Given problem: Find the word "JSON" in the data. Return every line where it appears.

Data listing:
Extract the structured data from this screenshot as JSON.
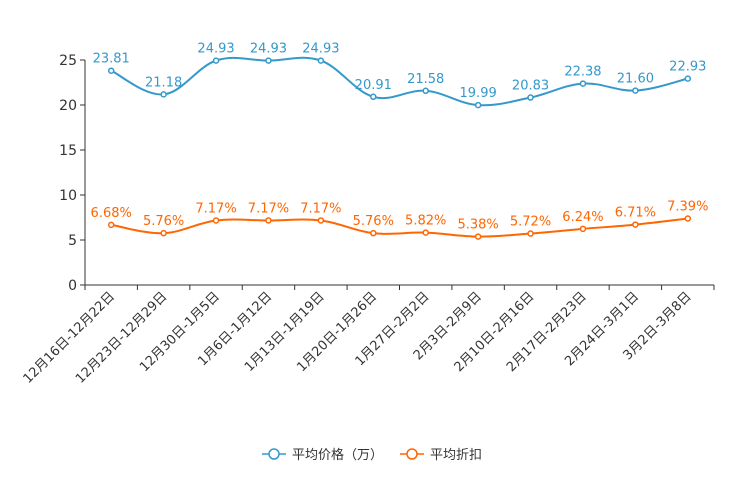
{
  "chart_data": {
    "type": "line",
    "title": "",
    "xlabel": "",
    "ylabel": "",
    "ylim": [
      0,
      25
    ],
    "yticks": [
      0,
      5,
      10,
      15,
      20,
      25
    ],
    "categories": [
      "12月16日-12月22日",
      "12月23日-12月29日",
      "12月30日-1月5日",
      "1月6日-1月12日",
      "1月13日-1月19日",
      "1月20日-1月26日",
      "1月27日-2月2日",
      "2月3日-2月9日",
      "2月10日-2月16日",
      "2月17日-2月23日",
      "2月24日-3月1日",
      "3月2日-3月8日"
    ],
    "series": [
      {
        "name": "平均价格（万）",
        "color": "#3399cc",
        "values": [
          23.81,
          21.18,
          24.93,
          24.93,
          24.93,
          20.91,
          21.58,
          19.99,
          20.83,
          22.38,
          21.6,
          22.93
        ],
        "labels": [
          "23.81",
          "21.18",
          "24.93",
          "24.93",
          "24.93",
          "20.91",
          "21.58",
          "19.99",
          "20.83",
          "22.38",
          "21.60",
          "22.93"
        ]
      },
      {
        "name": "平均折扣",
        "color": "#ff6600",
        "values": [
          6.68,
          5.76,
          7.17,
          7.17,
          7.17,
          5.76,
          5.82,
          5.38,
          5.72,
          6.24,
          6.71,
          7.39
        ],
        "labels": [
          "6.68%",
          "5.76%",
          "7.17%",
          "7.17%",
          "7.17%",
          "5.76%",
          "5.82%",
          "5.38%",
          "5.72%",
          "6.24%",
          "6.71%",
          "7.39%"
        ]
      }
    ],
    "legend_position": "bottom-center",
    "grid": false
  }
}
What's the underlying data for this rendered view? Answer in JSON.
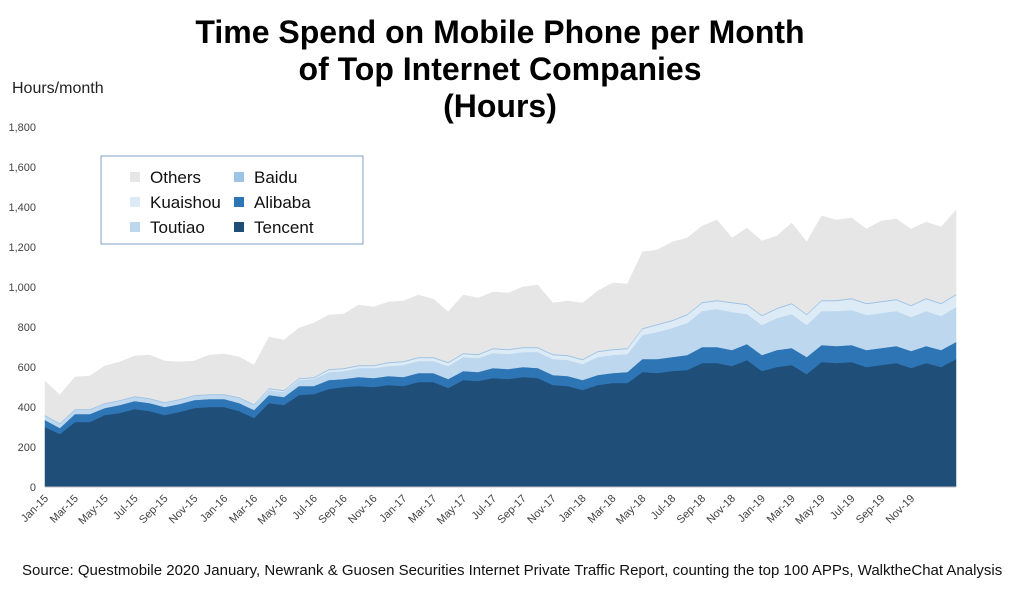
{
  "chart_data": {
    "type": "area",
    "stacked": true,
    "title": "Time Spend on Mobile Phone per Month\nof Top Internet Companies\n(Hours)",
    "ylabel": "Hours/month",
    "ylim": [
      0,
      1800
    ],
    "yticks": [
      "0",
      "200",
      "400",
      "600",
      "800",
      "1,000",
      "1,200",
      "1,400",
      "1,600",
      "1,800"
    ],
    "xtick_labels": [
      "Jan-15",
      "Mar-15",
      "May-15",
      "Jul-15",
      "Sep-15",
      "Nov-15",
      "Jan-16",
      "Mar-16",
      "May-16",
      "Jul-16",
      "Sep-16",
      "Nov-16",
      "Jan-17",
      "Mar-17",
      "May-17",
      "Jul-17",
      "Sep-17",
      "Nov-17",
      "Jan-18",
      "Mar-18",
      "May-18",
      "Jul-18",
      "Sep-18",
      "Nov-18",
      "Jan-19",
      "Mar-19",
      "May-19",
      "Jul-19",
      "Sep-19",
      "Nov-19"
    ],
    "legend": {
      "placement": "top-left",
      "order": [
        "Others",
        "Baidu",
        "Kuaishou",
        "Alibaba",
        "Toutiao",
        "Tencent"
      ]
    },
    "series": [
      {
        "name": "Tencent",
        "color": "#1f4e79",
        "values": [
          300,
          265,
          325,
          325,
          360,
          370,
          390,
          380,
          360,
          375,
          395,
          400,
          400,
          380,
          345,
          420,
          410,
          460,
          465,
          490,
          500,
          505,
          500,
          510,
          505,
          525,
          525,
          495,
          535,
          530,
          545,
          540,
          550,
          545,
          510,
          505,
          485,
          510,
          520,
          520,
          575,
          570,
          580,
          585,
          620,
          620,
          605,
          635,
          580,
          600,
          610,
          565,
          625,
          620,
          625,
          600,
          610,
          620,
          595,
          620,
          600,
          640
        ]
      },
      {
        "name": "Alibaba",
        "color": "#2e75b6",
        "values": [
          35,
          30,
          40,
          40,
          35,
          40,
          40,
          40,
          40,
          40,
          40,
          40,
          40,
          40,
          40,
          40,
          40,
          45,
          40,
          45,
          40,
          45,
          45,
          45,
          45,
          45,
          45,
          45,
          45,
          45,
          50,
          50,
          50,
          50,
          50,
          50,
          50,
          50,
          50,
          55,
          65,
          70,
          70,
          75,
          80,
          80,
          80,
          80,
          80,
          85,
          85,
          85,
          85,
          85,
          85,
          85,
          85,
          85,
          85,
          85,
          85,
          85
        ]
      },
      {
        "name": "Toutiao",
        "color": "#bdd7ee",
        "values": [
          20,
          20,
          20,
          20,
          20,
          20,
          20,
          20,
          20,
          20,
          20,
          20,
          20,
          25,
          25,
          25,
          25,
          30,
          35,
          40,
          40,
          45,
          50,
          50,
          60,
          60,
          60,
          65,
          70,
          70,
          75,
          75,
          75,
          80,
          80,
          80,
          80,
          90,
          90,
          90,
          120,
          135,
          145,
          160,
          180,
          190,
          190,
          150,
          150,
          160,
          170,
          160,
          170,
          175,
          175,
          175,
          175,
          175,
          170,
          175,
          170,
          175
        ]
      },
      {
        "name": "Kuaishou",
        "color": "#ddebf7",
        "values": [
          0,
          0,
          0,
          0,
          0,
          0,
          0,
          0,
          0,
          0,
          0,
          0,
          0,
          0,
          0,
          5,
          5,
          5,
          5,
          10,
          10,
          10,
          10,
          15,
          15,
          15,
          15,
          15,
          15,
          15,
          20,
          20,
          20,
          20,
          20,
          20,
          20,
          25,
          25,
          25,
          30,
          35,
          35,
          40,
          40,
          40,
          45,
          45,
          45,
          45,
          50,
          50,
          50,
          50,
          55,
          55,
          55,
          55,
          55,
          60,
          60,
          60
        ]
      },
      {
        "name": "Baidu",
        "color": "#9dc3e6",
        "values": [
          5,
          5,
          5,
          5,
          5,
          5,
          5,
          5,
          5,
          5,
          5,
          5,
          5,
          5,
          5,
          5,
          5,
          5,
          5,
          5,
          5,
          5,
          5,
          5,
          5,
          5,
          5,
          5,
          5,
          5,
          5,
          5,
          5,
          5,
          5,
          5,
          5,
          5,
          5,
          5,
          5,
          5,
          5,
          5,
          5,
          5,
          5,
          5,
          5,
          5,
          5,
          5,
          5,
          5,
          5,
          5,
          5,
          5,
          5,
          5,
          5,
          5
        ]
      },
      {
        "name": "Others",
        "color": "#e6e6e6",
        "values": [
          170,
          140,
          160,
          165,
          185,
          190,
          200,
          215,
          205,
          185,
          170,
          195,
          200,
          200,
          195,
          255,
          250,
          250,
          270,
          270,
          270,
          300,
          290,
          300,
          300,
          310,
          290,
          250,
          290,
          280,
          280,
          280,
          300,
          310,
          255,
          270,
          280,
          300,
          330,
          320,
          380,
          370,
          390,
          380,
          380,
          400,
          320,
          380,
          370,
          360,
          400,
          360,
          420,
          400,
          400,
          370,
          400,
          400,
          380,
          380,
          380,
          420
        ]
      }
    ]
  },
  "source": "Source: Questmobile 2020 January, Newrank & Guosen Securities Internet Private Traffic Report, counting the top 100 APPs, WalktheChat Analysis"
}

Written answer:
Extract the structured data from this screenshot as JSON.
What's the underlying data for this rendered view? Answer in JSON.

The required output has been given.